## EXERCISE AIM:
Quote all of the data below exactly, please.

+---+

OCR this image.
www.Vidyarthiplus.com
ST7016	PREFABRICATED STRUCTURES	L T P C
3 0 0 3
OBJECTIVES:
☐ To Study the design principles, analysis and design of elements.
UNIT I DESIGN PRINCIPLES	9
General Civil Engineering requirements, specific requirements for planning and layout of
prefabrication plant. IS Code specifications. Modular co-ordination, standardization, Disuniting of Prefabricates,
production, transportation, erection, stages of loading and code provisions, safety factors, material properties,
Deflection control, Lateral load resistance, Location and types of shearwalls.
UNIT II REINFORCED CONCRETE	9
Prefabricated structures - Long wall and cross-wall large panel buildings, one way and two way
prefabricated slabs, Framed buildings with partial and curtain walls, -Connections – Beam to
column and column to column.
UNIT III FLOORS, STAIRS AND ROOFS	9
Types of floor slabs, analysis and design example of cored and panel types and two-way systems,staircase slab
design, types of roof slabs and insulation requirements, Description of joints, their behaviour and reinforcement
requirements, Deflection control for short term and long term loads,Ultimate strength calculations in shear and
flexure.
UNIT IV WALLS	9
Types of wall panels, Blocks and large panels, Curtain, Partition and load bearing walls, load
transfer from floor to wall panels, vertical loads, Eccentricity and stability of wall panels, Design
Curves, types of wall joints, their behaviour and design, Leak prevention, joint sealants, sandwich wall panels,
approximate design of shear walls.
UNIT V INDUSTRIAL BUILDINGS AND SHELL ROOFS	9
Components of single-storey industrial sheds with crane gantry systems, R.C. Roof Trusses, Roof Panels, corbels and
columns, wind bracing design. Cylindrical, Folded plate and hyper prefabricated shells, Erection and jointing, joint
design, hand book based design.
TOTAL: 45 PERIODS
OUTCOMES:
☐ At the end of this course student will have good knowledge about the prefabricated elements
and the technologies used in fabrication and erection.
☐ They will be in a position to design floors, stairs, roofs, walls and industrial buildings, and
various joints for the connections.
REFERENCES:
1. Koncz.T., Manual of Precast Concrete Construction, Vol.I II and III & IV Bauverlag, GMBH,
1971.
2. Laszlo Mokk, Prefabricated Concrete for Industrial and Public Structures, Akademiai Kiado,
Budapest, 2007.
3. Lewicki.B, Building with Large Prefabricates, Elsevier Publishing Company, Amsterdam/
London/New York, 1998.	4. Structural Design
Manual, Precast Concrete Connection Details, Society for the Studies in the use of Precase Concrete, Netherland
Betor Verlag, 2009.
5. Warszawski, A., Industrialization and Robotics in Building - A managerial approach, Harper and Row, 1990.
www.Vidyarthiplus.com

+---+

## RESPONSE:
OCR this image.
www.Vidyarthiplus.com
ST7016	PREFABRICATED STRUCTURES	L T P C
3 0 0 3
OBJECTIVES:
☐ To Study the design principles, analysis and design of elements.
UNIT I DESIGN PRINCIPLES	9
General Civil Engineering requirements, specific requirements for planning and layout of
prefabrication plant. IS Code specifications. Modular co-ordination, standardization, Disuniting of Prefabricates,
production, transportation, erection, stages of loading and code provisions, safety factors, material properties,
Deflection control, Lateral load resistance, Location and types of shearwalls.
UNIT II REINFORCED CONCRETE	9
Prefabricated structures - Long wall and cross-wall large panel buildings, one way and two way
prefabricated slabs, Framed buildings with partial and curtain walls, -Connections – Beam to
column and column to column.
UNIT III FLOORS, STAIRS AND ROOFS	9
Types of floor slabs, analysis and design example of cored and panel types and two-way systems,staircase slab
design, types of roof slabs and insulation requirements, Description of joints, their behaviour and reinforcement
requirements, Deflection control for short term and long term loads,Ultimate strength calculations in shear and
flexure.
UNIT IV WALLS	9
Types of wall panels, Blocks and large panels, Curtain, Partition and load bearing walls, load
transfer from floor to wall panels, vertical loads, Eccentricity and stability of wall panels, Design
Curves, types of wall joints, their behaviour and design, Leak prevention, joint sealants, sandwich wall panels,
approximate design of shear walls.
UNIT V INDUSTRIAL BUILDINGS AND SHELL ROOFS	9
Components of single-storey industrial sheds with crane gantry systems, R.C. Roof Trusses, Roof Panels, corbels and
columns, wind bracing design. Cylindrical, Folded plate and hyper prefabricated shells, Erection and jointing, joint
design, hand book based design.
TOTAL: 45 PERIODS
OUTCOMES:
☐ At the end of this course student will have good knowledge about the prefabricated elements
and the technologies used in fabrication and erection.
☐ They will be in a position to design floors, stairs, roofs, walls and industrial buildings, and
various joints for the connections.
REFERENCES:
1. Koncz.T., Manual of Precast Concrete Construction, Vol.I II and III & IV Bauverlag, GMBH,
1971.
2. Laszlo Mokk, Prefabricated Concrete for Industrial and Public Structures, Akademiai Kiado,
Budapest, 2007.
3. Lewicki.B, Building with Large Prefabricates, Elsevier Publishing Company, Amsterdam/
London/New York, 1998.	4. Structural Design
Manual, Precast Concrete Connection Details, Society for the Studies in the use of Precase Concrete, Netherland
Betor Verlag, 2009.
5. Warszawski, A., Industrialization and Robotics in Building - A managerial approach, Harper and Row, 1990.
www.Vidyarthiplus.com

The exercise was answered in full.